-- start The data --

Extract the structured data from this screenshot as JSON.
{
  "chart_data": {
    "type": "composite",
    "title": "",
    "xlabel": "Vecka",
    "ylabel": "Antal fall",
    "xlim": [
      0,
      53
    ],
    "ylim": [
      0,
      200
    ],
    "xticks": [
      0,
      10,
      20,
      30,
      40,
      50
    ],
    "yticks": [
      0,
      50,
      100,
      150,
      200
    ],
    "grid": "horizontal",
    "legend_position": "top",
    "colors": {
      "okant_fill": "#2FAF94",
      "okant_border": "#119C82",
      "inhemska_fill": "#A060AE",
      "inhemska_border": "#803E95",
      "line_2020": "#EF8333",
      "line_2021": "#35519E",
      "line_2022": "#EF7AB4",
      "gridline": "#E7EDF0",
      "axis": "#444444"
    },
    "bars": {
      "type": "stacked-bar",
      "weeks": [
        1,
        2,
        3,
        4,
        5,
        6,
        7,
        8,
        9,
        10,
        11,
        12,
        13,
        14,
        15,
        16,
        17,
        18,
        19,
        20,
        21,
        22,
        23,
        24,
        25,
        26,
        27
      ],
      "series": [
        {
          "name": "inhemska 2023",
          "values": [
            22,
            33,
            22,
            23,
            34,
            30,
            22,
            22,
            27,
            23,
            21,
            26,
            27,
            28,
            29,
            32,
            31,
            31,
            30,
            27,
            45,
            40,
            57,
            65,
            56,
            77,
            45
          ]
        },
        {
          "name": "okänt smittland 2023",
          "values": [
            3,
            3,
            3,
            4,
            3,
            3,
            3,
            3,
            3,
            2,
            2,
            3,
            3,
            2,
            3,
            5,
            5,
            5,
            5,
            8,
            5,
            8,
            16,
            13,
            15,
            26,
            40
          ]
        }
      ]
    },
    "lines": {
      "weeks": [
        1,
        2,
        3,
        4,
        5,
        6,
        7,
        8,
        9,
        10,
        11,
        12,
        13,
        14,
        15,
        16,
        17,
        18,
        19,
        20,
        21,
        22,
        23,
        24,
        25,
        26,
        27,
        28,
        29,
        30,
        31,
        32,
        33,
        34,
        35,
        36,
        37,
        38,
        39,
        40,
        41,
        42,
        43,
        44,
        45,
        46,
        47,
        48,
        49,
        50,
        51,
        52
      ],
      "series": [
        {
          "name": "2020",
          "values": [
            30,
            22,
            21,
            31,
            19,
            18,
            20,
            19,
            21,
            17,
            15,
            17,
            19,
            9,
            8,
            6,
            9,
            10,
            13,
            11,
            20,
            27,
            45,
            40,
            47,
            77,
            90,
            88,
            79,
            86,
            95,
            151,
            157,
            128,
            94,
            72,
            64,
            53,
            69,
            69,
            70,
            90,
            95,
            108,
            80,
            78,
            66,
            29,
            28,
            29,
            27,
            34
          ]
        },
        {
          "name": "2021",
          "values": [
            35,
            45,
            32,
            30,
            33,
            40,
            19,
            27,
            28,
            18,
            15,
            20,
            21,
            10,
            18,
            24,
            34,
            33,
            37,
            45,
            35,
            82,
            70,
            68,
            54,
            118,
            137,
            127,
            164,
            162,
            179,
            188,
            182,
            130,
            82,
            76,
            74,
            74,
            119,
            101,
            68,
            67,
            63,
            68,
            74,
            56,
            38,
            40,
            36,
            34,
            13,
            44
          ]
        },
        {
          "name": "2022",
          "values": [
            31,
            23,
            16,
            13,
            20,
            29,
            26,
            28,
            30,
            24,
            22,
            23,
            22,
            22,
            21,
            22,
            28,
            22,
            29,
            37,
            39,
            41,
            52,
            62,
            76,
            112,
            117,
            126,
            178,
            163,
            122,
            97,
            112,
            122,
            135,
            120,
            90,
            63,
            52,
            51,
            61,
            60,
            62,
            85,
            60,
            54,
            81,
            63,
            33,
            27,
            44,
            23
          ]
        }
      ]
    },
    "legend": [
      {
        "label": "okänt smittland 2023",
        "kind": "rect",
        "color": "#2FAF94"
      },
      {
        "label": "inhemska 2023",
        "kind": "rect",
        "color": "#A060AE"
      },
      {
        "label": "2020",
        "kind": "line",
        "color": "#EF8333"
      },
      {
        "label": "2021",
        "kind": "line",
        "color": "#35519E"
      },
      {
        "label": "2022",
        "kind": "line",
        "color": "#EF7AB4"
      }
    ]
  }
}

-- end The data --

▶ **Task statement**:
Provide the number of lines in these entries that hold the word "okänt", without any accompanying text.

▶ **Solution for this exercise**:
2